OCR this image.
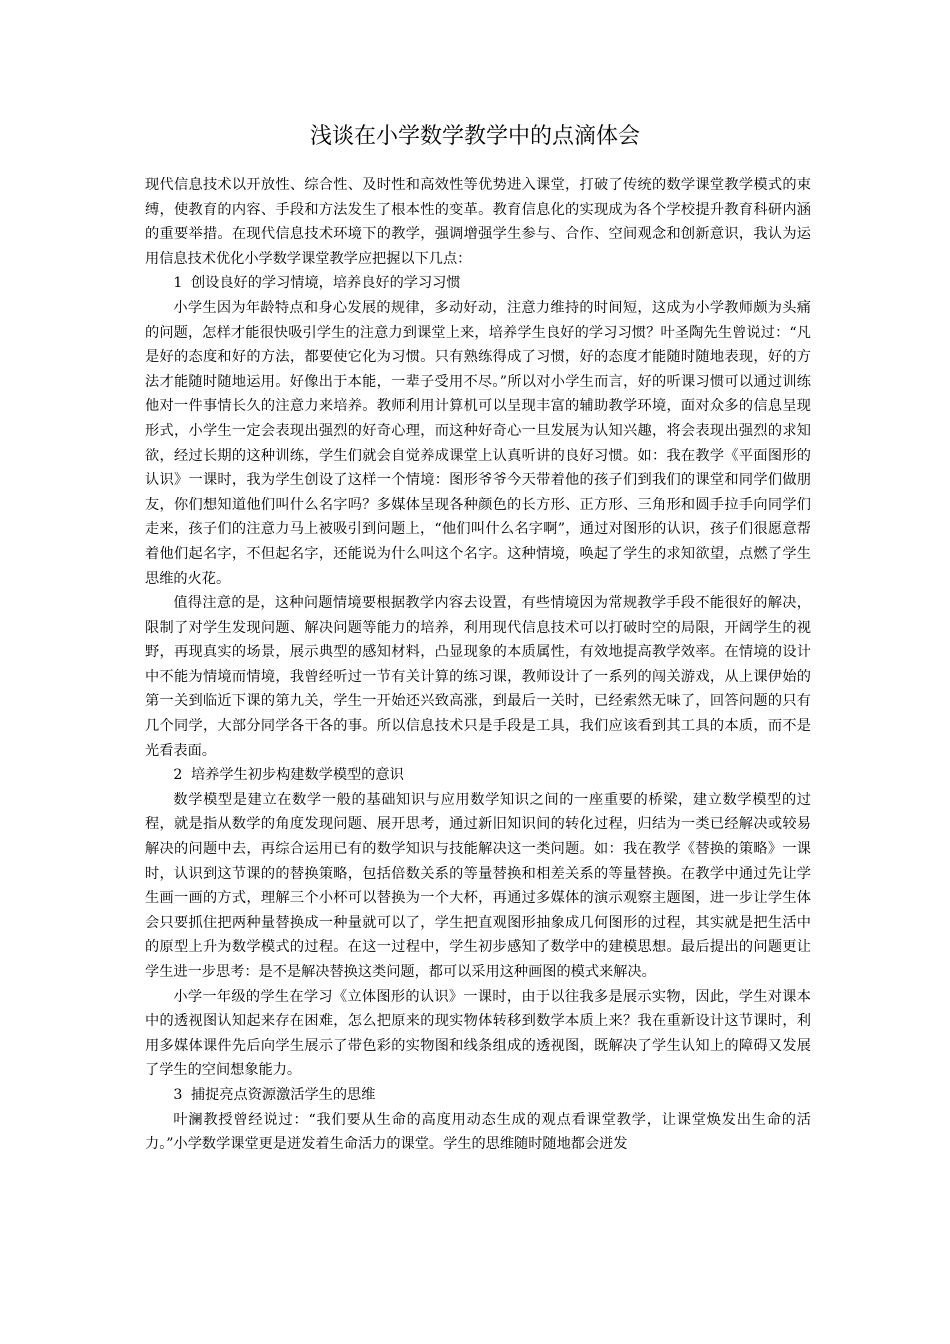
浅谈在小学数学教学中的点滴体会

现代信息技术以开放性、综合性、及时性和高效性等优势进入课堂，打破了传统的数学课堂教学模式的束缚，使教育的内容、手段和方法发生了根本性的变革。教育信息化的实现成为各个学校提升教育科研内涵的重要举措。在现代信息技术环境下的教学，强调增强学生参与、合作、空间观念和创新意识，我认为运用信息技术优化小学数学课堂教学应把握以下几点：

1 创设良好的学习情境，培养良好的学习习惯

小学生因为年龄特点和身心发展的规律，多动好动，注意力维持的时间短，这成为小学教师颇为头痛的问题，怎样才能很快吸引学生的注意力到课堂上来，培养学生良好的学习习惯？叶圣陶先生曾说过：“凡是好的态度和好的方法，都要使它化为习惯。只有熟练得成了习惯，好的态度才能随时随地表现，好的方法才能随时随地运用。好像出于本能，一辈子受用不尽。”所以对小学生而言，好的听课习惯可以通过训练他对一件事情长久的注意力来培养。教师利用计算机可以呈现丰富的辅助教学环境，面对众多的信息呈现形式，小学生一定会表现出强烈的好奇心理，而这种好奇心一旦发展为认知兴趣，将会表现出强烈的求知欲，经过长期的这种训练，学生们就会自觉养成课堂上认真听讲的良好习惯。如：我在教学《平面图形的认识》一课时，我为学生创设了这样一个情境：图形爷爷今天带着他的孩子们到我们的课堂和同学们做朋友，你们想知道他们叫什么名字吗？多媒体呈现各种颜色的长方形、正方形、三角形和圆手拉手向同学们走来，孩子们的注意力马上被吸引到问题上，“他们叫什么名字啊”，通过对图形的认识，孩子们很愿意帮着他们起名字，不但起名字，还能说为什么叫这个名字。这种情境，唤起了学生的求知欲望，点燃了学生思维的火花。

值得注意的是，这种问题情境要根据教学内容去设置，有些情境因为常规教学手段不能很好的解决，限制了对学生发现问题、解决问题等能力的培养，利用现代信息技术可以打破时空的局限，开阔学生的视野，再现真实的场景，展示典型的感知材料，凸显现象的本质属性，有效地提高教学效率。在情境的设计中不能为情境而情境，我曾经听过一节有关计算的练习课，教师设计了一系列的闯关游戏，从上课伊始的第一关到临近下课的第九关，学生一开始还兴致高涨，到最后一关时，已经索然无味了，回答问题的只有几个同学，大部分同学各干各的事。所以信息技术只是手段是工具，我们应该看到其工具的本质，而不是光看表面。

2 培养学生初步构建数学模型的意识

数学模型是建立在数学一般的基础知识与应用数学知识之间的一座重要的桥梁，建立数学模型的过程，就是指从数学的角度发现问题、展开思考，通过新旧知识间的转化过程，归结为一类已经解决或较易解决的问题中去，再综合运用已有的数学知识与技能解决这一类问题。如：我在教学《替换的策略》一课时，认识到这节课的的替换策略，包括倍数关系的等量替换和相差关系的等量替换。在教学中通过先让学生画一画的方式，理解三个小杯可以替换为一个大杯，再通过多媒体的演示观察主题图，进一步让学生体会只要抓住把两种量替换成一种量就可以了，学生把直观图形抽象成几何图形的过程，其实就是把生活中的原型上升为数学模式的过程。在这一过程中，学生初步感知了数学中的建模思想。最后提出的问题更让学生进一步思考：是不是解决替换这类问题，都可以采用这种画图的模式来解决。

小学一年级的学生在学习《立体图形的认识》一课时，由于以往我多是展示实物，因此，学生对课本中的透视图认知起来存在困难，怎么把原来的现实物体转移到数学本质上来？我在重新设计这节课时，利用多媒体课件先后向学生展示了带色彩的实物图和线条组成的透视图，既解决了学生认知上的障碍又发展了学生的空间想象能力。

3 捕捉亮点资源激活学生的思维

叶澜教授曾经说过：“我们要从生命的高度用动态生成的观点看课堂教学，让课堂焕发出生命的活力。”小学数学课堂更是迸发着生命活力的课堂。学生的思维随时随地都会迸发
····················
The problem — Locate all lines that include the word "我在教学" and copy them out.

Completed exercise —
小学生因为年龄特点和身心发展的规律，多动好动，注意力维持的时间短，这成为小学教师颇为头痛的问题，怎样才能很快吸引学生的注意力到课堂上来，培养学生良好的学习习惯？叶圣陶先生曾说过：“凡是好的态度和好的方法，都要使它化为习惯。只有熟练得成了习惯，好的态度才能随时随地表现，好的方法才能随时随地运用。好像出于本能，一辈子受用不尽。”所以对小学生而言，好的听课习惯可以通过训练他对一件事情长久的注意力来培养。教师利用计算机可以呈现丰富的辅助教学环境，面对众多的信息呈现形式，小学生一定会表现出强烈的好奇心理，而这种好奇心一旦发展为认知兴趣，将会表现出强烈的求知欲，经过长期的这种训练，学生们就会自觉养成课堂上认真听讲的良好习惯。如：我在教学《平面图形的认识》一课时，我为学生创设了这样一个情境：图形爷爷今天带着他的孩子们到我们的课堂和同学们做朋友，你们想知道他们叫什么名字吗？多媒体呈现各种颜色的长方形、正方形、三角形和圆手拉手向同学们走来，孩子们的注意力马上被吸引到问题上，“他们叫什么名字啊”，通过对图形的认识，孩子们很愿意帮着他们起名字，不但起名字，还能说为什么叫这个名字。这种情境，唤起了学生的求知欲望，点燃了学生思维的火花。
数学模型是建立在数学一般的基础知识与应用数学知识之间的一座重要的桥梁，建立数学模型的过程，就是指从数学的角度发现问题、展开思考，通过新旧知识间的转化过程，归结为一类已经解决或较易解决的问题中去，再综合运用已有的数学知识与技能解决这一类问题。如：我在教学《替换的策略》一课时，认识到这节课的的替换策略，包括倍数关系的等量替换和相差关系的等量替换。在教学中通过先让学生画一画的方式，理解三个小杯可以替换为一个大杯，再通过多媒体的演示观察主题图，进一步让学生体会只要抓住把两种量替换成一种量就可以了，学生把直观图形抽象成几何图形的过程，其实就是把生活中的原型上升为数学模式的过程。在这一过程中，学生初步感知了数学中的建模思想。最后提出的问题更让学生进一步思考：是不是解决替换这类问题，都可以采用这种画图的模式来解决。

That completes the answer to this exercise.